* _Request_
Transcribe the data in full and exactly, omitting any pictures.

· · · · · · ·

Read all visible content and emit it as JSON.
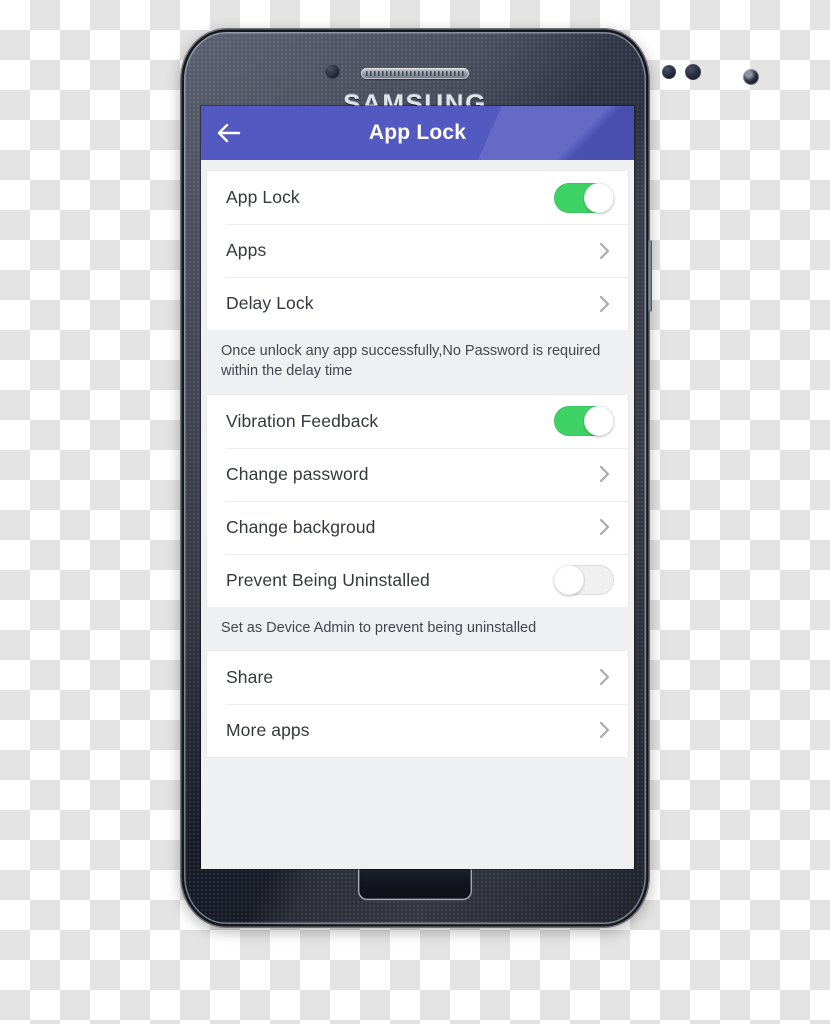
{
  "device": {
    "brand": "SAMSUNG"
  },
  "appbar": {
    "title": "App Lock",
    "back_icon": "arrow-left-icon",
    "accent_color": "#5259c0"
  },
  "colors": {
    "toggle_on": "#3ed264",
    "toggle_off_track": "#f0f0f0",
    "screen_background": "#eef0f2",
    "card_background": "#ffffff",
    "row_text": "#35383d",
    "description_text": "#42464c",
    "chevron": "#a5a7ac"
  },
  "sections": [
    {
      "rows": [
        {
          "label": "App Lock",
          "control": "toggle",
          "state": "on"
        },
        {
          "label": "Apps",
          "control": "chevron"
        },
        {
          "label": "Delay Lock",
          "control": "chevron"
        }
      ],
      "description": "Once unlock any app successfully,No Password is required within the delay time"
    },
    {
      "rows": [
        {
          "label": "Vibration Feedback",
          "control": "toggle",
          "state": "on"
        },
        {
          "label": "Change password",
          "control": "chevron"
        },
        {
          "label": "Change backgroud",
          "control": "chevron"
        },
        {
          "label": "Prevent Being Uninstalled",
          "control": "toggle",
          "state": "off"
        }
      ],
      "description": "Set as Device Admin to prevent being uninstalled"
    },
    {
      "rows": [
        {
          "label": "Share",
          "control": "chevron"
        },
        {
          "label": "More apps",
          "control": "chevron"
        }
      ],
      "description": null
    }
  ]
}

· · · · · · ·

* _Task solution_
Read all visible content and emit it as JSON.
{
  "device": {
    "brand": "SAMSUNG"
  },
  "appbar": {
    "title": "App Lock",
    "back_icon": "arrow-left-icon",
    "accent_color": "#5259c0"
  },
  "colors": {
    "toggle_on": "#3ed264",
    "toggle_off_track": "#f0f0f0",
    "screen_background": "#eef0f2",
    "card_background": "#ffffff",
    "row_text": "#35383d",
    "description_text": "#42464c",
    "chevron": "#a5a7ac"
  },
  "sections": [
    {
      "rows": [
        {
          "label": "App Lock",
          "control": "toggle",
          "state": "on"
        },
        {
          "label": "Apps",
          "control": "chevron"
        },
        {
          "label": "Delay Lock",
          "control": "chevron"
        }
      ],
      "description": "Once unlock any app successfully,No Password is required within the delay time"
    },
    {
      "rows": [
        {
          "label": "Vibration Feedback",
          "control": "toggle",
          "state": "on"
        },
        {
          "label": "Change password",
          "control": "chevron"
        },
        {
          "label": "Change backgroud",
          "control": "chevron"
        },
        {
          "label": "Prevent Being Uninstalled",
          "control": "toggle",
          "state": "off"
        }
      ],
      "description": "Set as Device Admin to prevent being uninstalled"
    },
    {
      "rows": [
        {
          "label": "Share",
          "control": "chevron"
        },
        {
          "label": "More apps",
          "control": "chevron"
        }
      ],
      "description": null
    }
  ]
}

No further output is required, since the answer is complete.